** Begin Extracted information **
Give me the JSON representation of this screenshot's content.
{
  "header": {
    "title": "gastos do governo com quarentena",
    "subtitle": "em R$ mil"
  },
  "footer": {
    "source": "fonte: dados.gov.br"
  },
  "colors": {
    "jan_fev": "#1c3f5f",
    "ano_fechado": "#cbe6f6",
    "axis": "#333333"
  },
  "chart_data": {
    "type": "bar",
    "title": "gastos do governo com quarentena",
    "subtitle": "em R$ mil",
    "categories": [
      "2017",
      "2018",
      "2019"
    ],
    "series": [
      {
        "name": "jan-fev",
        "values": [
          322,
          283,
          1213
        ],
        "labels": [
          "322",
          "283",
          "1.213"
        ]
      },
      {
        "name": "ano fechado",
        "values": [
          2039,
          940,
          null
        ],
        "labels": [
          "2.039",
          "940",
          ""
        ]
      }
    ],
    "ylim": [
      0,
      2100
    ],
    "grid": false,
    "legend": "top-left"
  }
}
** End Extracted information **
** Begin Extracted information **
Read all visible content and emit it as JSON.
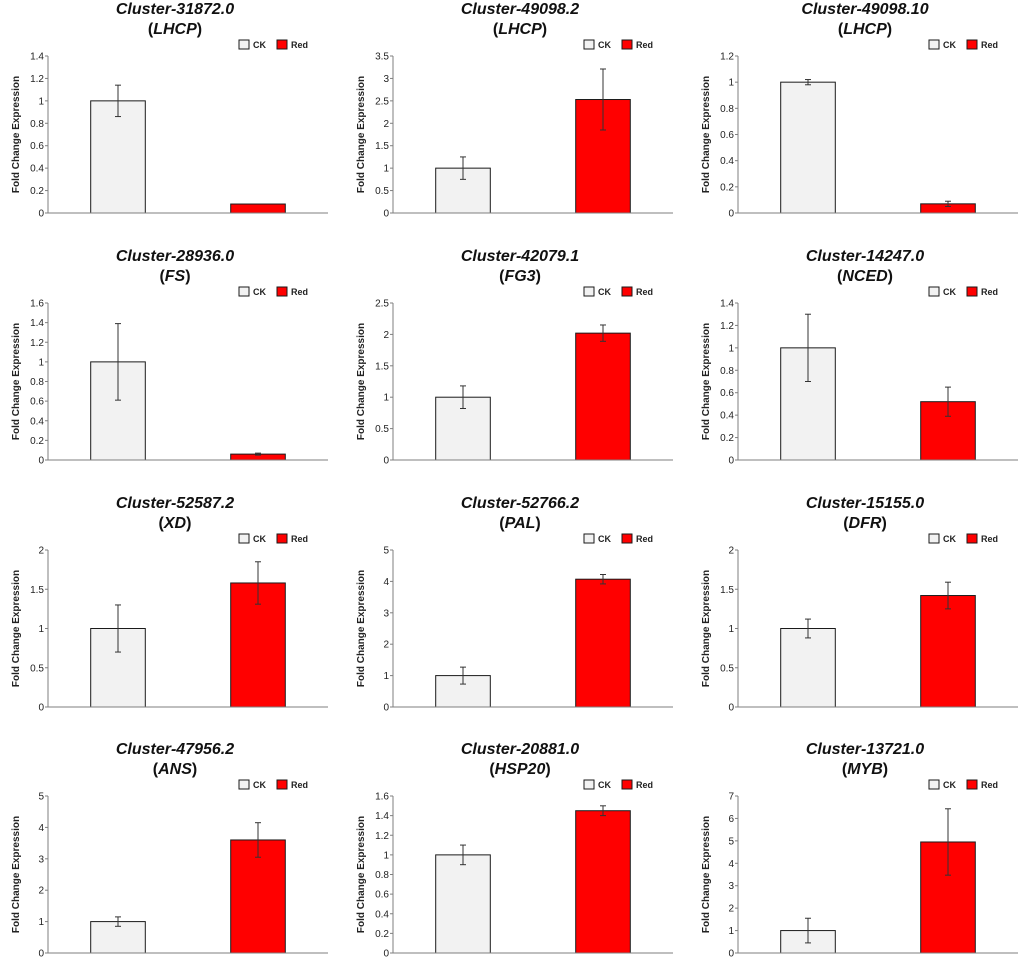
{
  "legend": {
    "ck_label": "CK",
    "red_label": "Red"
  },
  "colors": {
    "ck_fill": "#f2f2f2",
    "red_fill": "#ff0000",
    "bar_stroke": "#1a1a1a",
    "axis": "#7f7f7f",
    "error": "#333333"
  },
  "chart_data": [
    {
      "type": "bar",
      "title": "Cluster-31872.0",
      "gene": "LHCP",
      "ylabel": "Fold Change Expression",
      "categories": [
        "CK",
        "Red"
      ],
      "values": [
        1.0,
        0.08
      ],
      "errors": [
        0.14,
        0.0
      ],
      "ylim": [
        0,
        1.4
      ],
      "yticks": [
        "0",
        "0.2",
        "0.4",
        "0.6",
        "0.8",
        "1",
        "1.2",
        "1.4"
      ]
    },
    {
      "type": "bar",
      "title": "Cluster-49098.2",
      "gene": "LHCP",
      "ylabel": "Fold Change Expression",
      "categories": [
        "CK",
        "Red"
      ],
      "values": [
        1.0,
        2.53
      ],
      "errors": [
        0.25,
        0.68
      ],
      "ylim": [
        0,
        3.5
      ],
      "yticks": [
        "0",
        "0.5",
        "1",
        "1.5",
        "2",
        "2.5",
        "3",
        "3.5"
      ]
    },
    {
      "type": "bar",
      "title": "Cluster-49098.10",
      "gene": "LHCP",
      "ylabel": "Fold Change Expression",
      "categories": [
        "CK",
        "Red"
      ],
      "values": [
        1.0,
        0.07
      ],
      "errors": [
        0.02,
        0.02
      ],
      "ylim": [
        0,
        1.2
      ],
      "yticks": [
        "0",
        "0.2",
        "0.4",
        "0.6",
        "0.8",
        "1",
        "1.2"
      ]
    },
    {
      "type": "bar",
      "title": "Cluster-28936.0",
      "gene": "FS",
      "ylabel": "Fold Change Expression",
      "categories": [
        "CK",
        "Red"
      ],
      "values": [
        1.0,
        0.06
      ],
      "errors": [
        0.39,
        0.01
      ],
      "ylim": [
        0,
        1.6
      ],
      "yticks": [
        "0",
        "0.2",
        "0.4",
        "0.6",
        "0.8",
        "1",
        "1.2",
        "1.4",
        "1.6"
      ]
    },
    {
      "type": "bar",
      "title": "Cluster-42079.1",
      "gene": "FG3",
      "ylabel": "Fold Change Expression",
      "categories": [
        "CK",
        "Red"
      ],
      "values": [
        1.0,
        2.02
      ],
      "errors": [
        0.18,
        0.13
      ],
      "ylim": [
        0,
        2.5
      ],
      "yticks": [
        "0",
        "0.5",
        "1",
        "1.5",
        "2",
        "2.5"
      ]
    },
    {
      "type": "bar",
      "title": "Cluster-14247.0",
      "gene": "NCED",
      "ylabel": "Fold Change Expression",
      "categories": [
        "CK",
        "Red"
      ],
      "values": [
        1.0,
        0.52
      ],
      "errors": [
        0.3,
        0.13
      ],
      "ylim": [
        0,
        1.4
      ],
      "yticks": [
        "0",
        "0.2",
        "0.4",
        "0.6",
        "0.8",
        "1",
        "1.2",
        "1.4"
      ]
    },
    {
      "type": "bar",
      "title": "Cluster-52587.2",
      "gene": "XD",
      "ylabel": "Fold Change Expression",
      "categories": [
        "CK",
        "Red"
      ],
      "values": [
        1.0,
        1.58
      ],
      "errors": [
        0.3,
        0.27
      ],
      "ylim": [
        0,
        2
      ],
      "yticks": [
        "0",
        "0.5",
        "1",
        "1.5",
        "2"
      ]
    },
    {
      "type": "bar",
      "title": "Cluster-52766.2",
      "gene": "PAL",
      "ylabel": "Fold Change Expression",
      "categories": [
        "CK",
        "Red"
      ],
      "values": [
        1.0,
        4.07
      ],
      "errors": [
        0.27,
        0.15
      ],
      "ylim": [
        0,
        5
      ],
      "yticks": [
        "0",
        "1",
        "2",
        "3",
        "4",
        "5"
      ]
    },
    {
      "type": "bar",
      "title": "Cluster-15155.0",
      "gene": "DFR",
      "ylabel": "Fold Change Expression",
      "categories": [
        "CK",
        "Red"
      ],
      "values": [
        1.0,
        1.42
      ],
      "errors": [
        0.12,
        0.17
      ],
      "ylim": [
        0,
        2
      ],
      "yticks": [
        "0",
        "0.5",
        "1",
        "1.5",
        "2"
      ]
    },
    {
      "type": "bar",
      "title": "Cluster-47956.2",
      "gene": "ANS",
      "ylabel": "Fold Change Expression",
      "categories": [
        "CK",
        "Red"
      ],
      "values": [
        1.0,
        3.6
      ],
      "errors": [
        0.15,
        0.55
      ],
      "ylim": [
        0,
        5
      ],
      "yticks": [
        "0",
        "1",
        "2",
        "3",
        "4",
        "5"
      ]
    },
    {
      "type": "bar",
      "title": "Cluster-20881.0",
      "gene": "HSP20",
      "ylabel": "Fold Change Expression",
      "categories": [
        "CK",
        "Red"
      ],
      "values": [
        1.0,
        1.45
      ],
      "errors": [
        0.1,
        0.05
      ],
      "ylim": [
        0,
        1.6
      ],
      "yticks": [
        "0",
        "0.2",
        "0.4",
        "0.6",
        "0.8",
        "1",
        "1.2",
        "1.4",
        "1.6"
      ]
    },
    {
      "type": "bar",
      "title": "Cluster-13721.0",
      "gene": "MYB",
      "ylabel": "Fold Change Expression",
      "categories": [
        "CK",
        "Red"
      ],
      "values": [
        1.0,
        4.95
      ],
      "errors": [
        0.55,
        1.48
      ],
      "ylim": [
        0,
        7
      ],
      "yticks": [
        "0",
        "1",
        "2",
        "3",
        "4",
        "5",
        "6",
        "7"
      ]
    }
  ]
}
** End Extracted information **
• _Instructions to follow_: How many lines in these records hold the string "content"? Reply with the number alone.

• _Task answer_: 2